GIVEN TASK:
Would you quote every entry exactly, dropping only the pictures?

Data records:
-- begin --
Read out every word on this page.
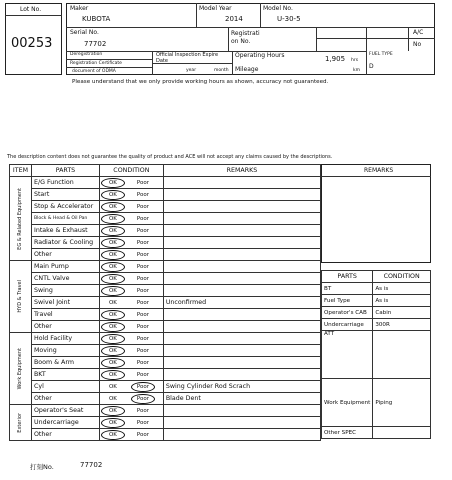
Lot No.
00253
Maker
KUBOTA
Model Year
2014
Model No.
U-30-5
Serial No.
77702
Registrati on No.
A/C
No
Deregistration
Registration Certificate
document of ODMA
Official Inspection Expire Date
year	month
Operating Hours	1,905 hrs
Mileage	km
FUEL TYPE
D
Please understand that we only provide working hours as shown, accuracy not guaranteed.
The description content does not guarantee the quality of product and ACE will not accept any claims caused by the descriptions.
ITEM	PARTS	CONDITION	REMARKS

EG & Related Equipment	E/G Function	OK Poor	
	Start	OK Poor	
	Stop & Accelerator	OK Poor	
	Block & Head & Oil Pan	OK Poor	
	Intake & Exhaust	OK Poor	
	Radiator & Cooling	OK Poor	
	Other	OK Poor	

HYD & Travel	Main Pump	OK Poor	
	CNTL Valve	OK Poor	
	Swing	OK Poor	
	Swivel Joint	OK Poor	Unconfirmed
	Travel	OK Poor	
	Other	OK Poor	

Work Equipment	Hold Facility	OK Poor	
	Moving	OK Poor	
	Boom & Arm	OK Poor	
	BKT	OK Poor	
	Cyl	OK Poor	Swing Cylinder Rod Scrach
	Other	OK Poor	Blade Dent

Exterior	Operator's Seat	OK Poor	
	Undercarriage	OK Poor	
	Other	OK Poor	
REMARKS
PARTS	CONDITION
BT	As is
Fuel Type	As is
Operator's CAB	Cabin
Undercarriage	300R
ATT	
Work Equipment	Piping
Other SPEC	
打刻No.	77702
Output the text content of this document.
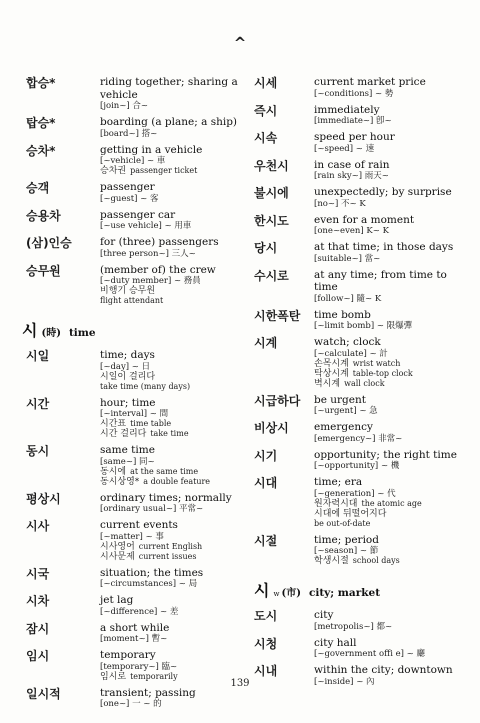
^
합승*	riding together; sharing a vehicle
[join~] 合~
탑승*	boarding (a plane; a ship)
[board~] 搭~
승차*	getting in a vehicle
[~vehicle] ~ 車
승차권 passenger ticket
승객	passenger
[~guest] ~ 客
승용차	passenger car
[~use vehicle] ~ 用車
(삼)인승	for (three) passengers
[three person~] 三人~
승무원	(member of) the crew
[~duty member] ~ 務員
비행기 승무원
flight attendant
시 (時) time
시일	time; days
[~day] ~ 日
시일이 걸리다
take time (many days)
시간	hour; time
[~interval] ~ 間
시간표 time table
시간 걸리다 take time
동시	same time
[same~] 同~
동시에 at the same time
동시상영* a double feature
평상시	ordinary times; normally
[ordinary usual~] 平常~
시사	current events
[~matter] ~ 事
시사영어 current English
시사문제 current issues
시국	situation; the times
[~circumstances] ~ 局
시차	jet lag
[~difference] ~ 差
잠시	a short while
[moment~] 暫~
임시	temporary
[temporary~] 臨~
임시로 temporarily
일시적	transient; passing
[one~] 一 ~ 的
시세	current market price
[~conditions] ~ 勢
즉시	immediately
[immediate~] 卽~
시속	speed per hour
[~speed] ~ 速
우천시	in case of rain
[rain sky~] 雨天~
불시에	unexpectedly; by surprise
[no~] 不~ K
한시도	even for a moment
[one~even] K~ K
당시	at that time; in those days
[suitable~] 當~
수시로	at any time; from time to time
[follow~] 隨~ K
시한폭탄	time bomb
[~limit bomb] ~ 限爆彈
시계	watch; clock
[~calculate] ~ 計
손목시계 wrist watch
탁상시계 table-top clock
벽시계 wall clock
시급하다	be urgent
[~urgent] ~ 急
비상시	emergency
[emergency~] 非常~
시기	opportunity; the right time
[~opportunity] ~ 機
시대	time; era
[~generation] ~ 代
원자력시대 the atomic age
시대에 뒤떨어지다
be out-of-date
시절	time; period
[~season] ~ 節
학생시절 school days
시 w (市) city; market
도시	city
[metropolis~] 都~
시청	city hall
[~government offi e] ~ 廳
시내	within the city; downtown
[~inside] ~ 內
139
-- end --
RESPONSE TO THIS EXERCISE:
Read out every word on this page.
Lot No.
00253
Maker
KUBOTA
Model Year
2014
Model No.
U-30-5
Serial No.
77702
Registrati on No.
A/C
No
Deregistration
Registration Certificate
document of ODMA
Official Inspection Expire Date
year	month
Operating Hours	1,905 hrs
Mileage	km
FUEL TYPE
D
Please understand that we only provide working hours as shown, accuracy not guaranteed.
The description content does not guarantee the quality of product and ACE will not accept any claims caused by the descriptions.
ITEM	PARTS	CONDITION	REMARKS

EG & Related Equipment	E/G Function	OK Poor	
	Start	OK Poor	
	Stop & Accelerator	OK Poor	
	Block & Head & Oil Pan	OK Poor	
	Intake & Exhaust	OK Poor	
	Radiator & Cooling	OK Poor	
	Other	OK Poor	

HYD & Travel	Main Pump	OK Poor	
	CNTL Valve	OK Poor	
	Swing	OK Poor	
	Swivel Joint	OK Poor	Unconfirmed
	Travel	OK Poor	
	Other	OK Poor	

Work Equipment	Hold Facility	OK Poor	
	Moving	OK Poor	
	Boom & Arm	OK Poor	
	BKT	OK Poor	
	Cyl	OK Poor	Swing Cylinder Rod Scrach
	Other	OK Poor	Blade Dent

Exterior	Operator's Seat	OK Poor	
	Undercarriage	OK Poor	
	Other	OK Poor	
REMARKS
PARTS	CONDITION
BT	As is
Fuel Type	As is
Operator's CAB	Cabin
Undercarriage	300R
ATT	
Work Equipment	Piping
Other SPEC	
打刻No.	77702
Output the text content of this document.
^
합승*	riding together; sharing a vehicle
[join~] 合~
탑승*	boarding (a plane; a ship)
[board~] 搭~
승차*	getting in a vehicle
[~vehicle] ~ 車
승차권 passenger ticket
승객	passenger
[~guest] ~ 客
승용차	passenger car
[~use vehicle] ~ 用車
(삼)인승	for (three) passengers
[three person~] 三人~
승무원	(member of) the crew
[~duty member] ~ 務員
비행기 승무원
flight attendant
시 (時) time
시일	time; days
[~day] ~ 日
시일이 걸리다
take time (many days)
시간	hour; time
[~interval] ~ 間
시간표 time table
시간 걸리다 take time
동시	same time
[same~] 同~
동시에 at the same time
동시상영* a double feature
평상시	ordinary times; normally
[ordinary usual~] 平常~
시사	current events
[~matter] ~ 事
시사영어 current English
시사문제 current issues
시국	situation; the times
[~circumstances] ~ 局
시차	jet lag
[~difference] ~ 差
잠시	a short while
[moment~] 暫~
임시	temporary
[temporary~] 臨~
임시로 temporarily
일시적	transient; passing
[one~] 一 ~ 的
시세	current market price
[~conditions] ~ 勢
즉시	immediately
[immediate~] 卽~
시속	speed per hour
[~speed] ~ 速
우천시	in case of rain
[rain sky~] 雨天~
불시에	unexpectedly; by surprise
[no~] 不~ K
한시도	even for a moment
[one~even] K~ K
당시	at that time; in those days
[suitable~] 當~
수시로	at any time; from time to time
[follow~] 隨~ K
시한폭탄	time bomb
[~limit bomb] ~ 限爆彈
시계	watch; clock
[~calculate] ~ 計
손목시계 wrist watch
탁상시계 table-top clock
벽시계 wall clock
시급하다	be urgent
[~urgent] ~ 急
비상시	emergency
[emergency~] 非常~
시기	opportunity; the right time
[~opportunity] ~ 機
시대	time; era
[~generation] ~ 代
원자력시대 the atomic age
시대에 뒤떨어지다
be out-of-date
시절	time; period
[~season] ~ 節
학생시절 school days
시 w (市) city; market
도시	city
[metropolis~] 都~
시청	city hall
[~government offi e] ~ 廳
시내	within the city; downtown
[~inside] ~ 內
139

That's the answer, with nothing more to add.